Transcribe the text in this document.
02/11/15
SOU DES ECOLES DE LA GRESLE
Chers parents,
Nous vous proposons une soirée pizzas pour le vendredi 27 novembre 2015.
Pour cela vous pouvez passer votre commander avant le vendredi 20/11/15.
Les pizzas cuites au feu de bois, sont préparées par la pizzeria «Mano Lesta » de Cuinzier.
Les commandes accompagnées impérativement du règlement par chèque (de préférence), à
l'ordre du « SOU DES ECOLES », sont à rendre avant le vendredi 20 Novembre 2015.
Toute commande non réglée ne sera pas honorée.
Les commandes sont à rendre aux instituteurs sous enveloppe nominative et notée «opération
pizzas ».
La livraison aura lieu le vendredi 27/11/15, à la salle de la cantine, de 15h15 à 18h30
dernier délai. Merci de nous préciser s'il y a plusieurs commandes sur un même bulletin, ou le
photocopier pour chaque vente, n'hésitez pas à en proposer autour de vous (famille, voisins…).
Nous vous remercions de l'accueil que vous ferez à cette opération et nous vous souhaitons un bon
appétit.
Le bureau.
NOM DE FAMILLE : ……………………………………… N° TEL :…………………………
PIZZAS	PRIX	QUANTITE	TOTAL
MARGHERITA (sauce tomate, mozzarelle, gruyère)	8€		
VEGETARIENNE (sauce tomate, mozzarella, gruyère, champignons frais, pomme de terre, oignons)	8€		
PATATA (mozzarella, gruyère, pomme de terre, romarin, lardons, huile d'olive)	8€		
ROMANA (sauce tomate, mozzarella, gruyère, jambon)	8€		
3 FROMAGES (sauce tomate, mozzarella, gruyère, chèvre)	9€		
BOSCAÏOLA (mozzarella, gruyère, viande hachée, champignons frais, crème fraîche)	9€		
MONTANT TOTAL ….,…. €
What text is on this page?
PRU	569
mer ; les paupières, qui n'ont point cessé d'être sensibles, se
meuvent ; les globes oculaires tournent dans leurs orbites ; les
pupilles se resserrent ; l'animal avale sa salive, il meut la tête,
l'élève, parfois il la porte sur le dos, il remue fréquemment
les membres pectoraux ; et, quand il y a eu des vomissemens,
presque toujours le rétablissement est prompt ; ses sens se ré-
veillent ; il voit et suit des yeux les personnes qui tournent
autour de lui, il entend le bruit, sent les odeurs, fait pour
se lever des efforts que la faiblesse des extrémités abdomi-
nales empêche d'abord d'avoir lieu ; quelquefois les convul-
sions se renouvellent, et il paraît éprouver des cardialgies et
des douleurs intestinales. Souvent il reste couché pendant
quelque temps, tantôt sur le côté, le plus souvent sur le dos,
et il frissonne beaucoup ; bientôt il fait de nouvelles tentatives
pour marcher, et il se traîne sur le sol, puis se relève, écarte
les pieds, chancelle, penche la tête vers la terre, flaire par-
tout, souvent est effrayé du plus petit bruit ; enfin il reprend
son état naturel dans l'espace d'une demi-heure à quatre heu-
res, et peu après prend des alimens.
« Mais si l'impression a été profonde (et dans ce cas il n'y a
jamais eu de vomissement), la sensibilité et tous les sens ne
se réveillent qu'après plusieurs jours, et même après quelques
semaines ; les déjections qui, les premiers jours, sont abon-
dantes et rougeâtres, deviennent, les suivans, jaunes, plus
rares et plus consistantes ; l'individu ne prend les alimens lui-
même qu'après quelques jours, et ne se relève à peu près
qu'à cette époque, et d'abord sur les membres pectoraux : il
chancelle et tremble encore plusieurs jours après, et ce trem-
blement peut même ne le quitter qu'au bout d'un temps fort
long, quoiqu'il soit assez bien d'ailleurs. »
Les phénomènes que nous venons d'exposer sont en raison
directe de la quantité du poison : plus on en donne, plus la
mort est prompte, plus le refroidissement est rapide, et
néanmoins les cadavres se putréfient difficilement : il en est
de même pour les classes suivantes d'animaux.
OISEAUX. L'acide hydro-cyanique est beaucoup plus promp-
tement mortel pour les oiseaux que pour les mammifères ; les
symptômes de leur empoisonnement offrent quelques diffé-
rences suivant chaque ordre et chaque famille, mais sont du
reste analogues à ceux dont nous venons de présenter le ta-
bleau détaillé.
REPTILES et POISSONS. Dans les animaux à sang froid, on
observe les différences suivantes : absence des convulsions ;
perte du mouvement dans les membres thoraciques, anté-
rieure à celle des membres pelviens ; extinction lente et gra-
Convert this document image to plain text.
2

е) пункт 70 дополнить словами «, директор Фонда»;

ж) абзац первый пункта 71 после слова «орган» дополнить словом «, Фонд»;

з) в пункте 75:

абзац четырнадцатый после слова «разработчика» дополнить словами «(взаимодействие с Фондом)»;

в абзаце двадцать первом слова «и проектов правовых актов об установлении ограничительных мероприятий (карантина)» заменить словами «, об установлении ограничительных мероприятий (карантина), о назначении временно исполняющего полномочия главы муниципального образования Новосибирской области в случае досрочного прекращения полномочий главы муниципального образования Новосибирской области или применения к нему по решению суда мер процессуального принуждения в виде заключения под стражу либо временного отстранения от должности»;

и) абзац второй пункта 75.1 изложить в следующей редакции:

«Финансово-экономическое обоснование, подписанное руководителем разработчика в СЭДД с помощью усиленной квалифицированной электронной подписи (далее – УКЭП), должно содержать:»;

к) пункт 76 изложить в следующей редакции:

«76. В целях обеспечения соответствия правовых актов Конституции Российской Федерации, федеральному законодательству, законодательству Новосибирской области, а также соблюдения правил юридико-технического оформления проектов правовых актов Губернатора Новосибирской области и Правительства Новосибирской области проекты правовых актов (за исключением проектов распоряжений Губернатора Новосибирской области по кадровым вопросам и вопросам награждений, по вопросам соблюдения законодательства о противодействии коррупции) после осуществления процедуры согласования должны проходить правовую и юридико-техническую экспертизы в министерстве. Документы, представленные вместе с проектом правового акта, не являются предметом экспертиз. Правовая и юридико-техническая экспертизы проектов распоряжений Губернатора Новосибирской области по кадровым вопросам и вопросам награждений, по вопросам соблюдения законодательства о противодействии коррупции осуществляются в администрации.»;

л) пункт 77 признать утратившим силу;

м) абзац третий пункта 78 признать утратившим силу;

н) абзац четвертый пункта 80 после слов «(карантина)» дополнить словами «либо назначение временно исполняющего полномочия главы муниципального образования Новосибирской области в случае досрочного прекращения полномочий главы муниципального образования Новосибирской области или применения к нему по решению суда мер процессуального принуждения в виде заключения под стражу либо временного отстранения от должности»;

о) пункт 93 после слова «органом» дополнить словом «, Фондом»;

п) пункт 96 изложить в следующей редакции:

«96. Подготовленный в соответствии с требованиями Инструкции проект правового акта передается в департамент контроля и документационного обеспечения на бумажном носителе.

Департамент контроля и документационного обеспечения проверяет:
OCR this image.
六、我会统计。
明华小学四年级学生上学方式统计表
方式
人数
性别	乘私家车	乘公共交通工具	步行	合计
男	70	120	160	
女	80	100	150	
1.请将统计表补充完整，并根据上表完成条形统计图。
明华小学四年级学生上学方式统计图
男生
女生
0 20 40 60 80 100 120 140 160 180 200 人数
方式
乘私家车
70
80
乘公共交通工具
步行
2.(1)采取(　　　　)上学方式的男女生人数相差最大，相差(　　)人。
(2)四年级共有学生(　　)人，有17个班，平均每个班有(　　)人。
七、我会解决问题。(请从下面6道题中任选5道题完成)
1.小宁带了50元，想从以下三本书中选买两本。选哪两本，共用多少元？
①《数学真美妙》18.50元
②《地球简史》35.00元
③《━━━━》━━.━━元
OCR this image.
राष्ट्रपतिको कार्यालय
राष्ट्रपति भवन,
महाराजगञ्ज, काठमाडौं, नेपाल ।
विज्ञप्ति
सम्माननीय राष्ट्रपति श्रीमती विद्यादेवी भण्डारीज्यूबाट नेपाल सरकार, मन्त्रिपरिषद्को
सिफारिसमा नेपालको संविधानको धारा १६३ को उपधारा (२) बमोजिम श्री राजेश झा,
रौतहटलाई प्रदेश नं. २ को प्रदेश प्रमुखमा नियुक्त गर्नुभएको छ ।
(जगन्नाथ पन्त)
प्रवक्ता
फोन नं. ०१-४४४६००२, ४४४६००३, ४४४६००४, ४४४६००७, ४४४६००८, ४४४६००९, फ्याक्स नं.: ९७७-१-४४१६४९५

----------

> _AIM_:
Collect the lines of the records that include the string "cette".

> _RESPONSE_:
Nous vous remercions de l'accueil que vous ferez à cette opération et nous vous souhaitons un bon
qu'à cette époque, et d'abord sur les membres pectoraux : il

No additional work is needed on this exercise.